* [WHAT TO WORK ON] Look through the records and report how many lines include the word "name", with no other words.

* [PROVIDED RECORDS]
———
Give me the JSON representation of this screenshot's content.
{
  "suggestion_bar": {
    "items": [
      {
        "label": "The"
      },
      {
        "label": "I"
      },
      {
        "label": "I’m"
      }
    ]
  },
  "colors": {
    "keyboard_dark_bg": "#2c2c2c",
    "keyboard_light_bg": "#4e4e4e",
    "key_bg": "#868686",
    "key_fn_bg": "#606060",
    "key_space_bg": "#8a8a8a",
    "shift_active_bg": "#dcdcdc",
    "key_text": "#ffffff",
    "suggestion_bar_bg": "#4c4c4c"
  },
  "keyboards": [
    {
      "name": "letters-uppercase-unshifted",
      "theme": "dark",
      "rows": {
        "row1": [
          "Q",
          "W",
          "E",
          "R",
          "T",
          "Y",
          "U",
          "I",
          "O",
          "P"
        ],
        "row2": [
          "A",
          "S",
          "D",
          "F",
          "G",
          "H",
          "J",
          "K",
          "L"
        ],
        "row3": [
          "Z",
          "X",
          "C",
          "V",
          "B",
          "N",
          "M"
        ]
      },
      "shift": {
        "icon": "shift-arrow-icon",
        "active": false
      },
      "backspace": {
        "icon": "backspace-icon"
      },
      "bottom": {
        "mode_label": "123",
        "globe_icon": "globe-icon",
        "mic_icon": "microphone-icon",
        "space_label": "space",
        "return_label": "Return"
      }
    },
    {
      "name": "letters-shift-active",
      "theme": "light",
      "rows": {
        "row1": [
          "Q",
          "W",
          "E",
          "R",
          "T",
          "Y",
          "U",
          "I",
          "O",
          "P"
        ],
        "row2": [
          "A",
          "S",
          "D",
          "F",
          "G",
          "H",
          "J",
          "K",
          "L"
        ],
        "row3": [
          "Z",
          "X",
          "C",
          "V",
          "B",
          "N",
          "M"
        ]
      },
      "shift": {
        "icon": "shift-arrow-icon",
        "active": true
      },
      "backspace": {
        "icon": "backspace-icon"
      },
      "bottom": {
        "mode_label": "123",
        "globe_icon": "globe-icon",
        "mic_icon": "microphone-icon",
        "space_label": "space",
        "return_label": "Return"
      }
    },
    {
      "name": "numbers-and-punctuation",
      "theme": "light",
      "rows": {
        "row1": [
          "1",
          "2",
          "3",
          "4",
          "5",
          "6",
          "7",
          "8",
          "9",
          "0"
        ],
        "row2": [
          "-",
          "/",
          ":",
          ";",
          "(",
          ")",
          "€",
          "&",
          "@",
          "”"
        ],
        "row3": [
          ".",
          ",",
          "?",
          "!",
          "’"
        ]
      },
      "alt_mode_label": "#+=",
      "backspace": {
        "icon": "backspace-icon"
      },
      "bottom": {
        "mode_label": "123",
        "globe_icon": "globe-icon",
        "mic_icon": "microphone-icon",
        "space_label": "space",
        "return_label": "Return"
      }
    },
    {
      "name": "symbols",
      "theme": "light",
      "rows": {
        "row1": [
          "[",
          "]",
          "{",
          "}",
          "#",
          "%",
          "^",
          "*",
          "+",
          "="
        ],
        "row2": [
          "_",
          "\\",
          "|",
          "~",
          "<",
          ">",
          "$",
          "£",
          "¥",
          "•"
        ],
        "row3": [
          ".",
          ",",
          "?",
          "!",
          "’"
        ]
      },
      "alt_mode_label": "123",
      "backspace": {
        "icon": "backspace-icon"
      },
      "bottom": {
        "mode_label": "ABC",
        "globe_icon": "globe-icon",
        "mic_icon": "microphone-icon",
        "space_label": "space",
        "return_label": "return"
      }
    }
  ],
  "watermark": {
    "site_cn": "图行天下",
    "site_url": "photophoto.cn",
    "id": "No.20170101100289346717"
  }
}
———
* [THE RESPONSE] 4